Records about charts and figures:
= = = = = = =

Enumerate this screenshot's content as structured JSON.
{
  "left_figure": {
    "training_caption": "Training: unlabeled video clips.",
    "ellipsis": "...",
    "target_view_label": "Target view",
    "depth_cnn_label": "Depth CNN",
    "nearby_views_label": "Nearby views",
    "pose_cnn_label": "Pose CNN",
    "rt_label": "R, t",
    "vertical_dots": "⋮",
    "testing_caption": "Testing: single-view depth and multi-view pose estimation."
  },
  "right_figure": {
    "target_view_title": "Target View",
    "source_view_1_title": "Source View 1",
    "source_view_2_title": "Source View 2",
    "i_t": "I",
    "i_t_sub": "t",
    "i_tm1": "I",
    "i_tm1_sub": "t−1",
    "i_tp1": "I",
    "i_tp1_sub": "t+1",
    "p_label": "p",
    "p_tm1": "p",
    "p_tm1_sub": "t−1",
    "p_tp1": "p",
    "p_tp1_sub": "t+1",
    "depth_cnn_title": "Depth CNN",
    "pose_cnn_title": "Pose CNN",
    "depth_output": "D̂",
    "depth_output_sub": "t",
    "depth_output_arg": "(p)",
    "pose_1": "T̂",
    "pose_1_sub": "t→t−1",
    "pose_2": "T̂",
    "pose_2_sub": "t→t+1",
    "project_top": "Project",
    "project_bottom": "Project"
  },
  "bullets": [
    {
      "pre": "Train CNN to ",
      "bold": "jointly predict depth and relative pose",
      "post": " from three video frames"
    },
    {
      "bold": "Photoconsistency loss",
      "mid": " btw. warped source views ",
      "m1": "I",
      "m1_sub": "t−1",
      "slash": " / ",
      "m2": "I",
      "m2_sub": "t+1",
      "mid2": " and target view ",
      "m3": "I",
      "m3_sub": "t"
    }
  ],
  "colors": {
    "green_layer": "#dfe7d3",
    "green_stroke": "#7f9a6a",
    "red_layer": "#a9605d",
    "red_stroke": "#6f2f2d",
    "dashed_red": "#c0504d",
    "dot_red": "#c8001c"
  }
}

= = = = = = =

- [TASK GOAL] Collect the lines that hold "Project".

- [RESPONSE TO THE EXERCISE]
    "project_top": "Project",
    "project_bottom": "Project"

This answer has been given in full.